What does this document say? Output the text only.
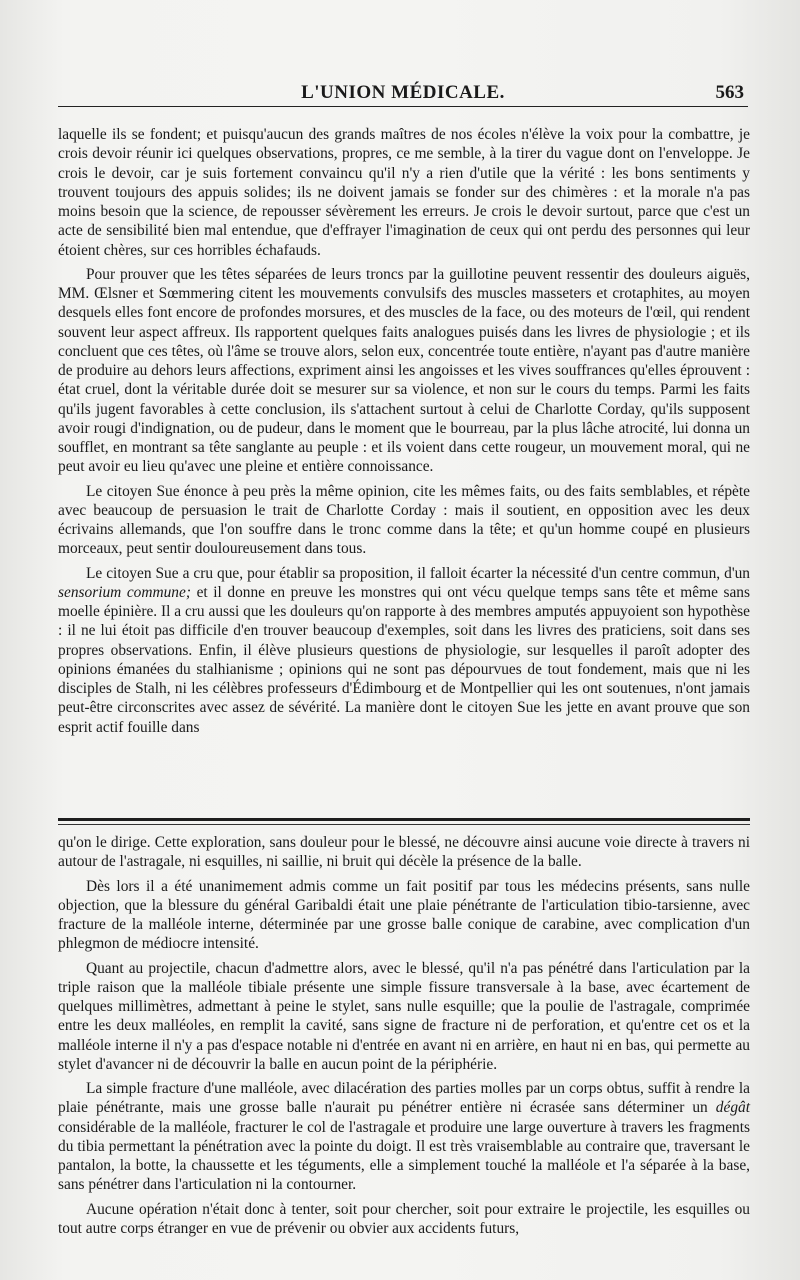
L'UNION MÉDICALE.	563

laquelle ils se fondent; et puisqu'aucun des grands maîtres de nos écoles n'élève la voix pour la combattre, je crois devoir réunir ici quelques observations, propres, ce me semble, à la tirer du vague dont on l'enveloppe. Je crois le devoir, car je suis fortement convaincu qu'il n'y a rien d'utile que la vérité : les bons sentiments y trouvent toujours des appuis solides; ils ne doivent jamais se fonder sur des chimères : et la morale n'a pas moins besoin que la science, de repousser sévèrement les erreurs. Je crois le devoir surtout, parce que c'est un acte de sensibilité bien mal entendue, que d'effrayer l'imagination de ceux qui ont perdu des personnes qui leur étoient chères, sur ces horribles échafauds.

Pour prouver que les têtes séparées de leurs troncs par la guillotine peuvent ressentir des douleurs aiguës, MM. Œlsner et Sœmmering citent les mouvements convulsifs des muscles masseters et crotaphites, au moyen desquels elles font encore de profondes morsures, et des muscles de la face, ou des moteurs de l'œil, qui rendent souvent leur aspect affreux. Ils rapportent quelques faits analogues puisés dans les livres de physiologie ; et ils concluent que ces têtes, où l'âme se trouve alors, selon eux, concentrée toute entière, n'ayant pas d'autre manière de produire au dehors leurs affections, expriment ainsi les angoisses et les vives souffrances qu'elles éprouvent : état cruel, dont la véritable durée doit se mesurer sur sa violence, et non sur le cours du temps. Parmi les faits qu'ils jugent favorables à cette conclusion, ils s'attachent surtout à celui de Charlotte Corday, qu'ils supposent avoir rougi d'indignation, ou de pudeur, dans le moment que le bourreau, par la plus lâche atrocité, lui donna un soufflet, en montrant sa tête sanglante au peuple : et ils voient dans cette rougeur, un mouvement moral, qui ne peut avoir eu lieu qu'avec une pleine et entière connoissance.

Le citoyen Sue énonce à peu près la même opinion, cite les mêmes faits, ou des faits semblables, et répète avec beaucoup de persuasion le trait de Charlotte Corday : mais il soutient, en opposition avec les deux écrivains allemands, que l'on souffre dans le tronc comme dans la tête; et qu'un homme coupé en plusieurs morceaux, peut sentir douloureusement dans tous.

Le citoyen Sue a cru que, pour établir sa proposition, il falloit écarter la nécessité d'un centre commun, d'un sensorium commune; et il donne en preuve les monstres qui ont vécu quelque temps sans tête et même sans moelle épinière. Il a cru aussi que les douleurs qu'on rapporte à des membres amputés appuyoient son hypothèse : il ne lui étoit pas difficile d'en trouver beaucoup d'exemples, soit dans les livres des praticiens, soit dans ses propres observations. Enfin, il élève plusieurs questions de physiologie, sur lesquelles il paroît adopter des opinions émanées du stalhianisme ; opinions qui ne sont pas dépourvues de tout fondement, mais que ni les disciples de Stalh, ni les célèbres professeurs d'Édimbourg et de Montpellier qui les ont soutenues, n'ont jamais peut-être circonscrites avec assez de sévérité. La manière dont le citoyen Sue les jette en avant prouve que son esprit actif fouille dans

qu'on le dirige. Cette exploration, sans douleur pour le blessé, ne découvre ainsi aucune voie directe à travers ni autour de l'astragale, ni esquilles, ni saillie, ni bruit qui décèle la présence de la balle.

Dès lors il a été unanimement admis comme un fait positif par tous les médecins présents, sans nulle objection, que la blessure du général Garibaldi était une plaie pénétrante de l'articulation tibio-tarsienne, avec fracture de la malléole interne, déterminée par une grosse balle conique de carabine, avec complication d'un phlegmon de médiocre intensité.

Quant au projectile, chacun d'admettre alors, avec le blessé, qu'il n'a pas pénétré dans l'articulation par la triple raison que la malléole tibiale présente une simple fissure transversale à la base, avec écartement de quelques millimètres, admettant à peine le stylet, sans nulle esquille; que la poulie de l'astragale, comprimée entre les deux malléoles, en remplit la cavité, sans signe de fracture ni de perforation, et qu'entre cet os et la malléole interne il n'y a pas d'espace notable ni d'entrée en avant ni en arrière, en haut ni en bas, qui permette au stylet d'avancer ni de découvrir la balle en aucun point de la périphérie.

La simple fracture d'une malléole, avec dilacération des parties molles par un corps obtus, suffit à rendre la plaie pénétrante, mais une grosse balle n'aurait pu pénétrer entière ni écrasée sans déterminer un dégât considérable de la malléole, fracturer le col de l'astragale et produire une large ouverture à travers les fragments du tibia permettant la pénétration avec la pointe du doigt. Il est très vraisemblable au contraire que, traversant le pantalon, la botte, la chaussette et les téguments, elle a simplement touché la malléole et l'a séparée à la base, sans pénétrer dans l'articulation ni la contourner.

Aucune opération n'était donc à tenter, soit pour chercher, soit pour extraire le projectile, les esquilles ou tout autre corps étranger en vue de prévenir ou obvier aux accidents futurs,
------------------------------------------------------------
REQUIREMENT.
In the entries above, count every line containing the word "blessé". Write only the total.

THE SOLUTION.
2